**Exercise goal**
Render every line of the entries below as a numbered list, omitting blank lines. Leave the pictures out of the list.

— Begin Data records —

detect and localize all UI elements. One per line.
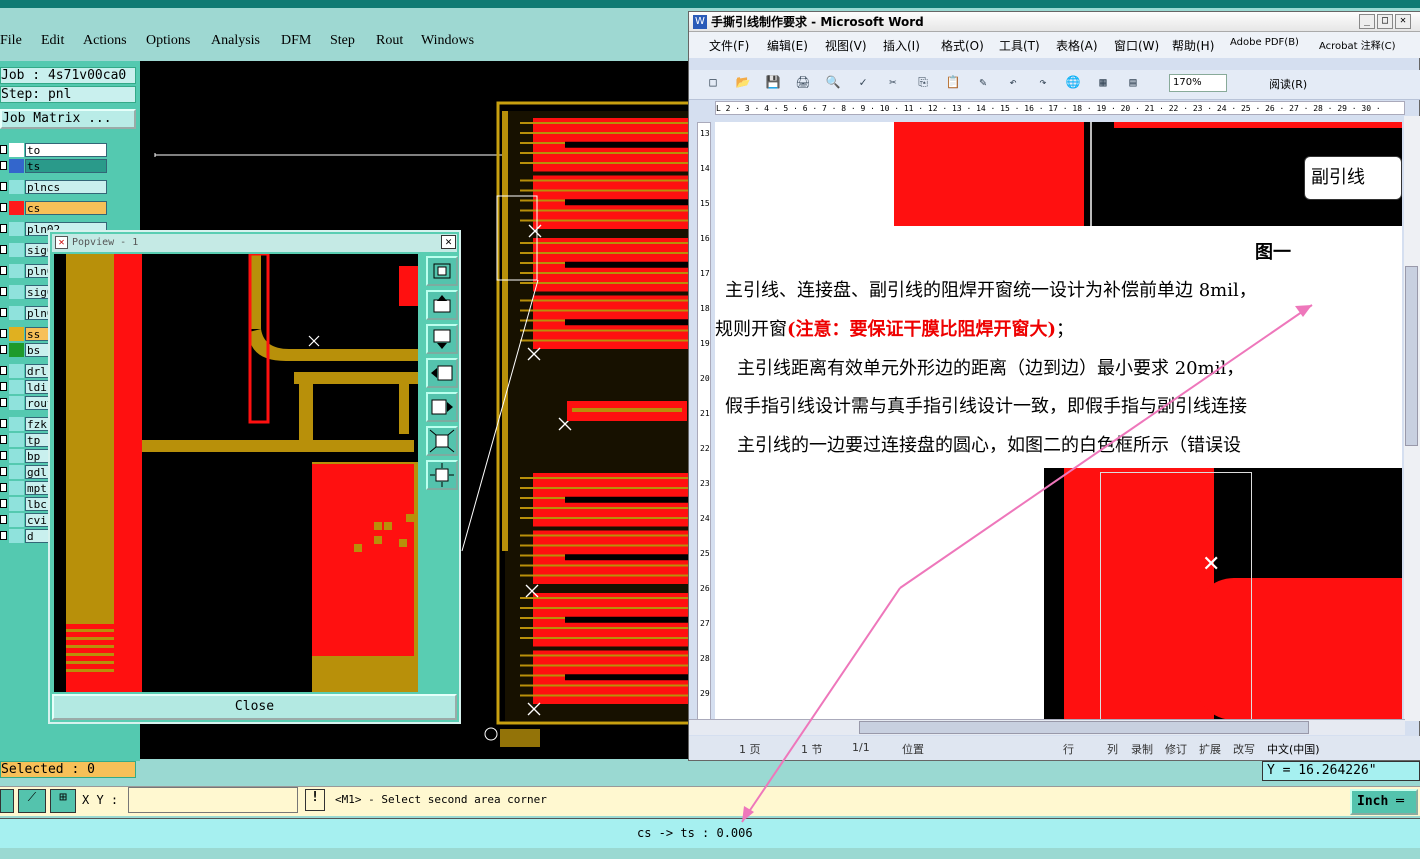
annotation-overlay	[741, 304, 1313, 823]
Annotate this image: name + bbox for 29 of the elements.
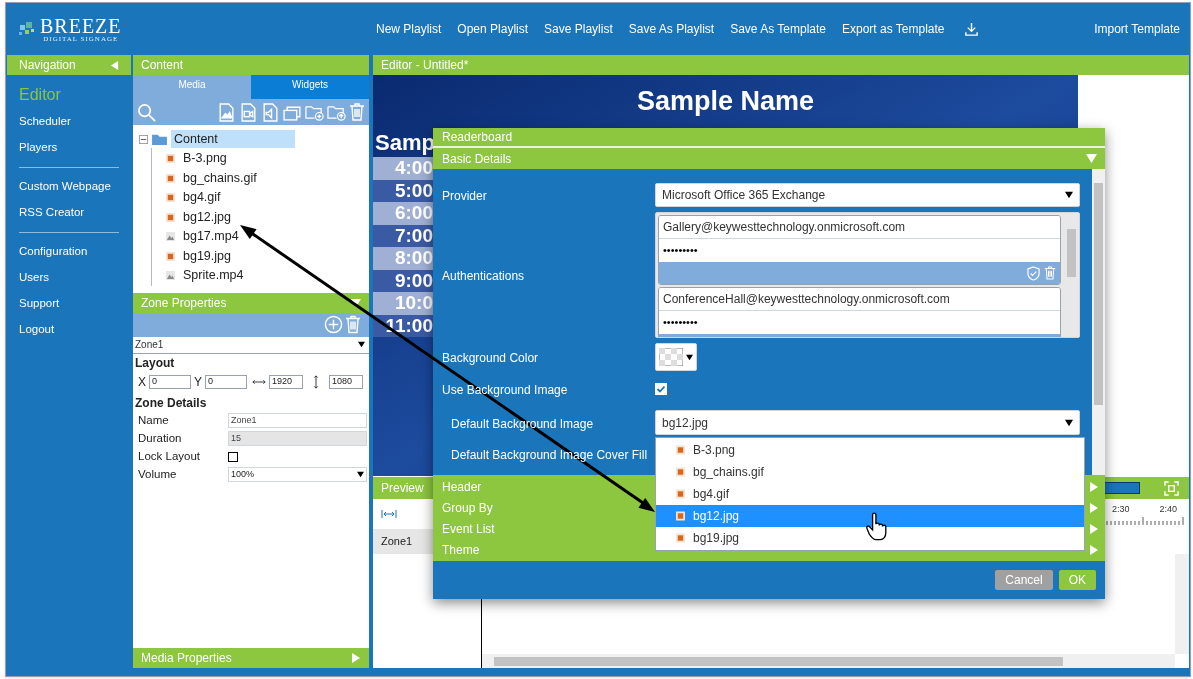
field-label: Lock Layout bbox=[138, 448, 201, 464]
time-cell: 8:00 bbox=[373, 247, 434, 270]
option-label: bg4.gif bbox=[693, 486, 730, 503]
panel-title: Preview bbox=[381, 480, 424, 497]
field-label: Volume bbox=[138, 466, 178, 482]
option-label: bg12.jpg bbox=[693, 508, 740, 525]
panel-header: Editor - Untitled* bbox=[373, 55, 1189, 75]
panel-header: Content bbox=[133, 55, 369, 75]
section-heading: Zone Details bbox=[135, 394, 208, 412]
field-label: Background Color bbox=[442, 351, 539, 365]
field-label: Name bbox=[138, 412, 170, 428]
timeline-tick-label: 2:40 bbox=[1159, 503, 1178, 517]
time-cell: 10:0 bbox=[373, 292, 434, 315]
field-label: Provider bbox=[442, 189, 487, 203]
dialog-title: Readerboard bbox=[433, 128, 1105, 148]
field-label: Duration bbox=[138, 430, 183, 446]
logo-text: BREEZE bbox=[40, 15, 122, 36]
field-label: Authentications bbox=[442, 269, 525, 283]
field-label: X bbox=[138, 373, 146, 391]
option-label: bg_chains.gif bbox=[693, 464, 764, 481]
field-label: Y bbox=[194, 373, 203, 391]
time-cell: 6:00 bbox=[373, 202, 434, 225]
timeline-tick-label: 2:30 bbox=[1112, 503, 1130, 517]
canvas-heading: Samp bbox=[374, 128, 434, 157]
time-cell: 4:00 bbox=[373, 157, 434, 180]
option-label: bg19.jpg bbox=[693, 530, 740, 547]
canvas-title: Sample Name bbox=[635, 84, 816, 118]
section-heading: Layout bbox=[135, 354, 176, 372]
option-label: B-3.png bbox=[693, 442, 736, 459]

— End Data records —

**Output below**
1. detect and localize all UI elements. One per line.
2. annotation-overlay	[741, 304, 1313, 823]
3. Annotate this image: name + bbox for 29 of the elements.
4. field-label: Lock Layout bbox=[138, 448, 201, 464]
5. time-cell: 8:00 bbox=[373, 247, 434, 270]
6. option-label: bg4.gif bbox=[693, 486, 730, 503]
7. panel-title: Preview bbox=[381, 480, 424, 497]
8. field-label: Volume bbox=[138, 466, 178, 482]
9. option-label: bg12.jpg bbox=[693, 508, 740, 525]
10. panel-header: Editor - Untitled* bbox=[373, 55, 1189, 75]
11. panel-header: Content bbox=[133, 55, 369, 75]
12. section-heading: Zone Details bbox=[135, 394, 208, 412]
13. field-label: Background Color bbox=[442, 351, 539, 365]
14. field-label: Name bbox=[138, 412, 170, 428]
15. timeline-tick-label: 2:40 bbox=[1159, 503, 1178, 517]
16. time-cell: 10:0 bbox=[373, 292, 434, 315]
17. field-label: Provider bbox=[442, 189, 487, 203]
18. dialog-title: Readerboard bbox=[433, 128, 1105, 148]
19. field-label: Duration bbox=[138, 430, 183, 446]
20. logo-text: BREEZE bbox=[40, 15, 122, 36]
21. field-label: Authentications bbox=[442, 269, 525, 283]
22. field-label: X bbox=[138, 373, 146, 391]
23. option-label: bg_chains.gif bbox=[693, 464, 764, 481]
24. field-label: Y bbox=[194, 373, 203, 391]
25. time-cell: 6:00 bbox=[373, 202, 434, 225]
26. timeline-tick-label: 2:30 bbox=[1112, 503, 1130, 517]
27. canvas-heading: Samp bbox=[374, 128, 434, 157]
28. time-cell: 4:00 bbox=[373, 157, 434, 180]
29. option-label: bg19.jpg bbox=[693, 530, 740, 547]
30. canvas-title: Sample Name bbox=[635, 84, 816, 118]
31. section-heading: Layout bbox=[135, 354, 176, 372]
32. option-label: B-3.png bbox=[693, 442, 736, 459]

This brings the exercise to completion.